#### Material for this exercise
* * * * * * *

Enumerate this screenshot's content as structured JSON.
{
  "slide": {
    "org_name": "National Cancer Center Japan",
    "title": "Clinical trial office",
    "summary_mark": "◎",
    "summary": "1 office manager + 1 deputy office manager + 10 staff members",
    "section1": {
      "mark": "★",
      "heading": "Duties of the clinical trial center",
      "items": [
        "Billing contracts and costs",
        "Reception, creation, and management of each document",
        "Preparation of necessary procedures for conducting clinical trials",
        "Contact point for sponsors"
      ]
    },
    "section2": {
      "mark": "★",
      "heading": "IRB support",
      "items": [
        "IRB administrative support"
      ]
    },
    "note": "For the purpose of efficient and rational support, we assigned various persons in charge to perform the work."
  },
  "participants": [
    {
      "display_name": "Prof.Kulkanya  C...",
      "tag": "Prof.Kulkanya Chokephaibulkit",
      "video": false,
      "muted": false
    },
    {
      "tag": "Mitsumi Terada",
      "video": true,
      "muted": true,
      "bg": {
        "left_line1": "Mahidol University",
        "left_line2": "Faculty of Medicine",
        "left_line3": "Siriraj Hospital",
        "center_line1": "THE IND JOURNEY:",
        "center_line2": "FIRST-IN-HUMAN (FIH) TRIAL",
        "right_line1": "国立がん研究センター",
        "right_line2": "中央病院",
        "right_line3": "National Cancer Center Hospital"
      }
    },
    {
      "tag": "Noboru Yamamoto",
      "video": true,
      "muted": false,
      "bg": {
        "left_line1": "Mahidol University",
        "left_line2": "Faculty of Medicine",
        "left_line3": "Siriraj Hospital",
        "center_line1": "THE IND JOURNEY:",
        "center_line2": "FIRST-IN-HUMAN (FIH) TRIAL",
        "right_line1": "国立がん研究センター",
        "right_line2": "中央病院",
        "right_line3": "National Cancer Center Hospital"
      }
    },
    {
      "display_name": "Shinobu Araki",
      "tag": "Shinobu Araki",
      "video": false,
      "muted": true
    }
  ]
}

* * * * * * *

#### Short problem
Retype all of the material, keeping each line exact.

#### Written answer
Enumerate this screenshot's content as structured JSON.
{
  "slide": {
    "org_name": "National Cancer Center Japan",
    "title": "Clinical trial office",
    "summary_mark": "◎",
    "summary": "1 office manager + 1 deputy office manager + 10 staff members",
    "section1": {
      "mark": "★",
      "heading": "Duties of the clinical trial center",
      "items": [
        "Billing contracts and costs",
        "Reception, creation, and management of each document",
        "Preparation of necessary procedures for conducting clinical trials",
        "Contact point for sponsors"
      ]
    },
    "section2": {
      "mark": "★",
      "heading": "IRB support",
      "items": [
        "IRB administrative support"
      ]
    },
    "note": "For the purpose of efficient and rational support, we assigned various persons in charge to perform the work."
  },
  "participants": [
    {
      "display_name": "Prof.Kulkanya  C...",
      "tag": "Prof.Kulkanya Chokephaibulkit",
      "video": false,
      "muted": false
    },
    {
      "tag": "Mitsumi Terada",
      "video": true,
      "muted": true,
      "bg": {
        "left_line1": "Mahidol University",
        "left_line2": "Faculty of Medicine",
        "left_line3": "Siriraj Hospital",
        "center_line1": "THE IND JOURNEY:",
        "center_line2": "FIRST-IN-HUMAN (FIH) TRIAL",
        "right_line1": "国立がん研究センター",
        "right_line2": "中央病院",
        "right_line3": "National Cancer Center Hospital"
      }
    },
    {
      "tag": "Noboru Yamamoto",
      "video": true,
      "muted": false,
      "bg": {
        "left_line1": "Mahidol University",
        "left_line2": "Faculty of Medicine",
        "left_line3": "Siriraj Hospital",
        "center_line1": "THE IND JOURNEY:",
        "center_line2": "FIRST-IN-HUMAN (FIH) TRIAL",
        "right_line1": "国立がん研究センター",
        "right_line2": "中央病院",
        "right_line3": "National Cancer Center Hospital"
      }
    },
    {
      "display_name": "Shinobu Araki",
      "tag": "Shinobu Araki",
      "video": false,
      "muted": true
    }
  ]
}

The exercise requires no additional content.